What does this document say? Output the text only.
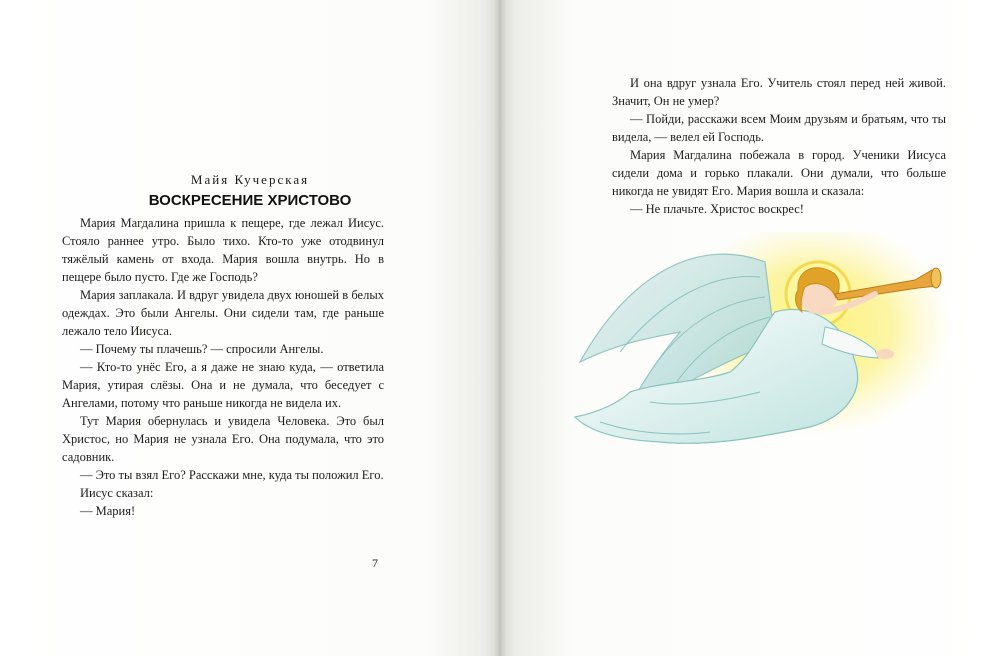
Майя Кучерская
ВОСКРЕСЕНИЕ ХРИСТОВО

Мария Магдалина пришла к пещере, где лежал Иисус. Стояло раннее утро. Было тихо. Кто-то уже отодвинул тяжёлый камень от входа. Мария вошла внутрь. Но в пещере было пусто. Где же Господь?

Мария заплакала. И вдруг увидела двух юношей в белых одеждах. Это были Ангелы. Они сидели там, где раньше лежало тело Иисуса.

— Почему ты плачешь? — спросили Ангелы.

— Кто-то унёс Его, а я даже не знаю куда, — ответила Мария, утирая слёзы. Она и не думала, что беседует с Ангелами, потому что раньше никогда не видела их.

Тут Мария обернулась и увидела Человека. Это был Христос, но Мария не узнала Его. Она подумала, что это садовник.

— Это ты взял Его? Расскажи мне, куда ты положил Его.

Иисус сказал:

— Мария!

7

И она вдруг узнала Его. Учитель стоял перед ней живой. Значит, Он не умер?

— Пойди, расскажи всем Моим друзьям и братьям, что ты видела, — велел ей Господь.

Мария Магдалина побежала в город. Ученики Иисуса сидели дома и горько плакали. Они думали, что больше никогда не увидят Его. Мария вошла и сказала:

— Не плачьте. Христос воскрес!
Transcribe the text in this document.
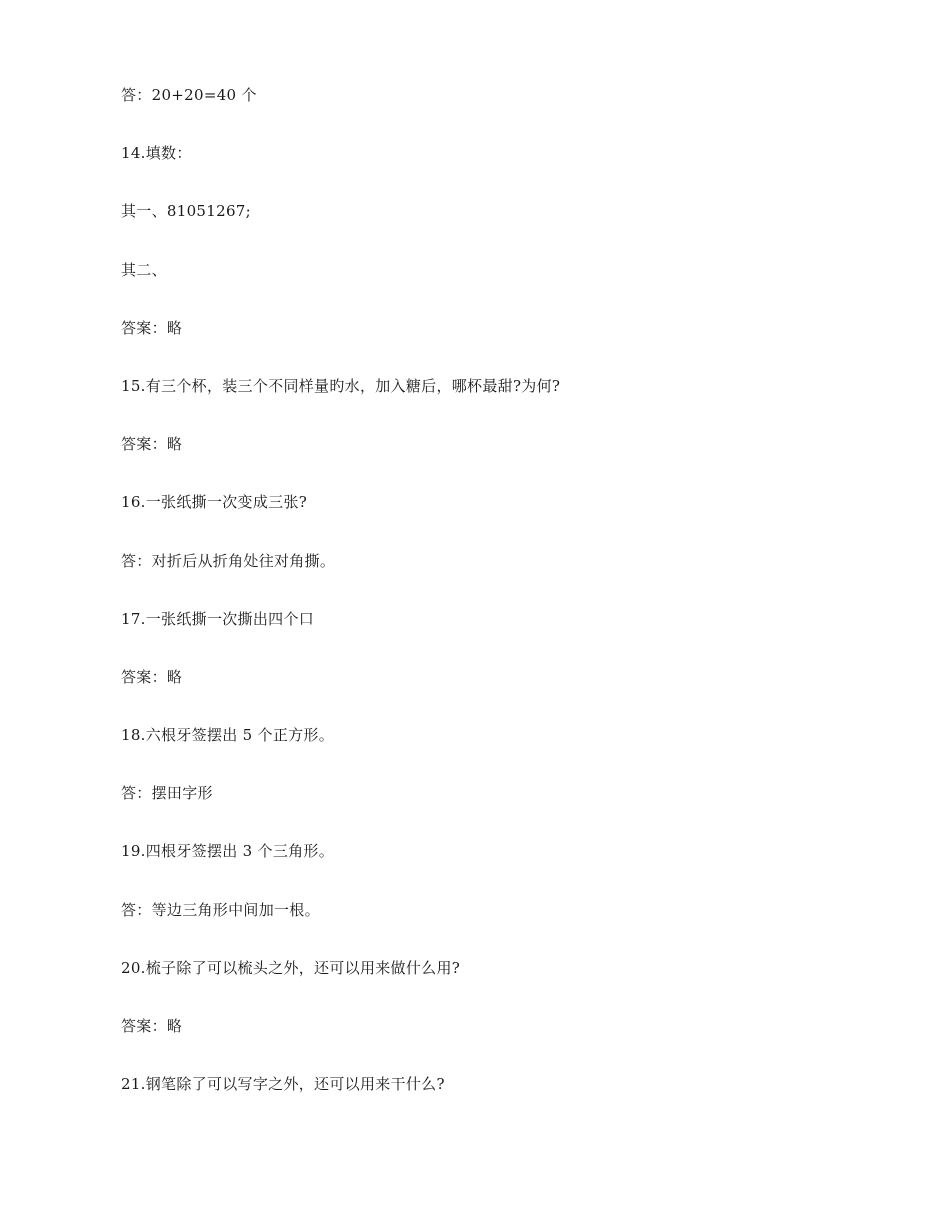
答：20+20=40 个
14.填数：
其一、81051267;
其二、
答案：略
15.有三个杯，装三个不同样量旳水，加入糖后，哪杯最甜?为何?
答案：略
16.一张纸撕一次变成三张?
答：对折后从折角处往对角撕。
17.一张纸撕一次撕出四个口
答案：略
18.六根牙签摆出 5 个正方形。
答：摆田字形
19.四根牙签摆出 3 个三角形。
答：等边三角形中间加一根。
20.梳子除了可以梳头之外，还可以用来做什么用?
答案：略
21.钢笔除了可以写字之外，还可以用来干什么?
---
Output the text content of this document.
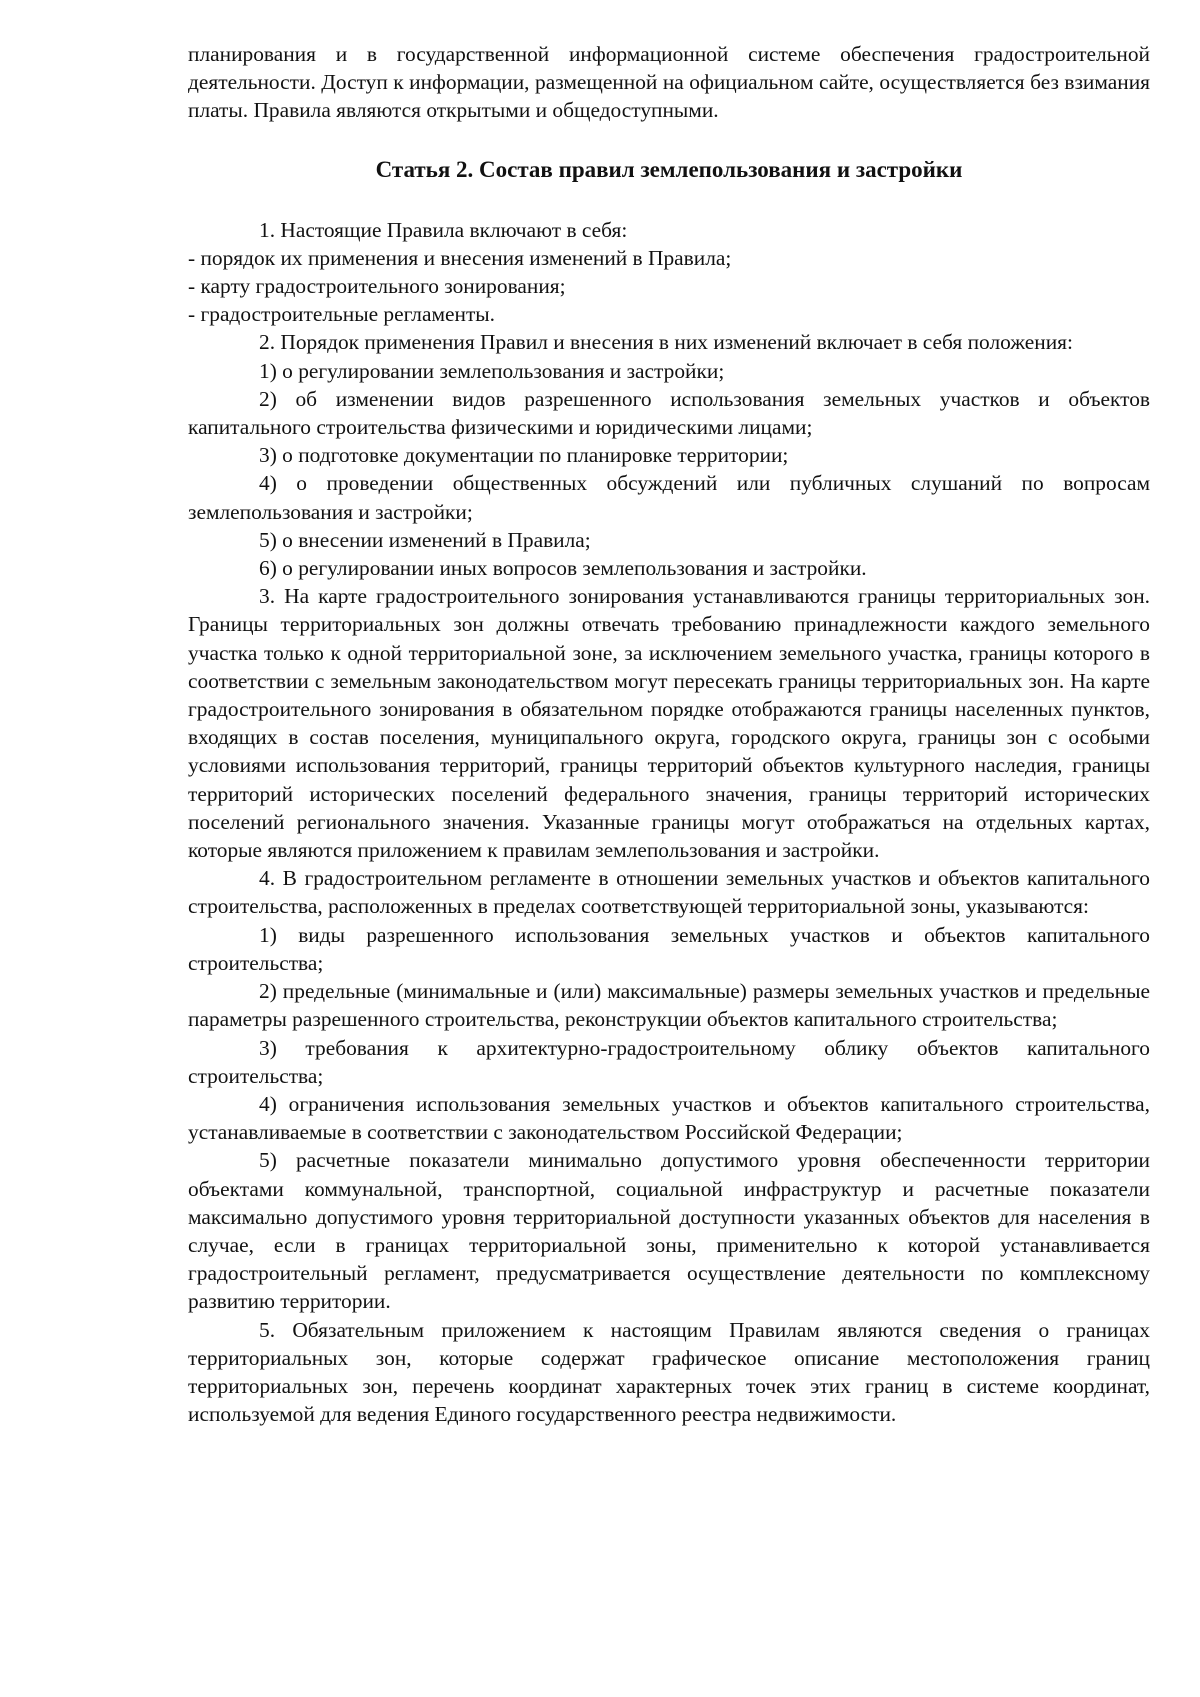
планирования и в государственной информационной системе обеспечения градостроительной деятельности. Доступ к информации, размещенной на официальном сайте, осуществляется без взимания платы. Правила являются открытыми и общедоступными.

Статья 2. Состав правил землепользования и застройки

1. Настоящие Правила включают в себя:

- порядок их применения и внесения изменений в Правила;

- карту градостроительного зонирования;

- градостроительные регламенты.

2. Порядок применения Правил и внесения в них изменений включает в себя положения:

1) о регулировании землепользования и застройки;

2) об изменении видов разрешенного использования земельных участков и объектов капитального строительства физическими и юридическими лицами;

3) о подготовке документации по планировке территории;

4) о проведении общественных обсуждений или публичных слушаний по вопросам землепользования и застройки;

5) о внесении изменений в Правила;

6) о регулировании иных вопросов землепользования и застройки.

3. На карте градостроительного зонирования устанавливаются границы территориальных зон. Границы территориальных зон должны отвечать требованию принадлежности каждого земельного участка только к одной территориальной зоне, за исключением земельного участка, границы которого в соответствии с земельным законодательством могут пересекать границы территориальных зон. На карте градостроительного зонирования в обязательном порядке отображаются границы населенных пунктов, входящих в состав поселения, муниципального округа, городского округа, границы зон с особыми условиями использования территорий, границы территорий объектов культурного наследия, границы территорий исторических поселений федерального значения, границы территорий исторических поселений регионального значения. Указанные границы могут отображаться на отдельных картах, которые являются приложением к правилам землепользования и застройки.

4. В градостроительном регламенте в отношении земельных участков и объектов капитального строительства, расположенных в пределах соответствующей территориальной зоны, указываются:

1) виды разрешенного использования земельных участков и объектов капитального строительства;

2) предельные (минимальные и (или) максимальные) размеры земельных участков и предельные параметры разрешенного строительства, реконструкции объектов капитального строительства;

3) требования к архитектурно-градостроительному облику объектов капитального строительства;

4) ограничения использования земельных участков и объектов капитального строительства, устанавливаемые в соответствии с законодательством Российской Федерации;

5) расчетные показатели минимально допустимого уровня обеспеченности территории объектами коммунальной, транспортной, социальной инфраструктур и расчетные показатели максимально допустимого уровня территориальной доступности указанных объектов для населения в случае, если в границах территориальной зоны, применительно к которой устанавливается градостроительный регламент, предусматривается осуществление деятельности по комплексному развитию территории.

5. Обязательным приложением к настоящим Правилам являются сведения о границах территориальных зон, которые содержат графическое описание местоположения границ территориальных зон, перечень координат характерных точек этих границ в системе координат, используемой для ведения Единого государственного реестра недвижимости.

> TO DO: Copy out every line where the word "Output" occurs.

> THE SOLUTION:
What does this document say? Output the text only.
Output the text content of this document.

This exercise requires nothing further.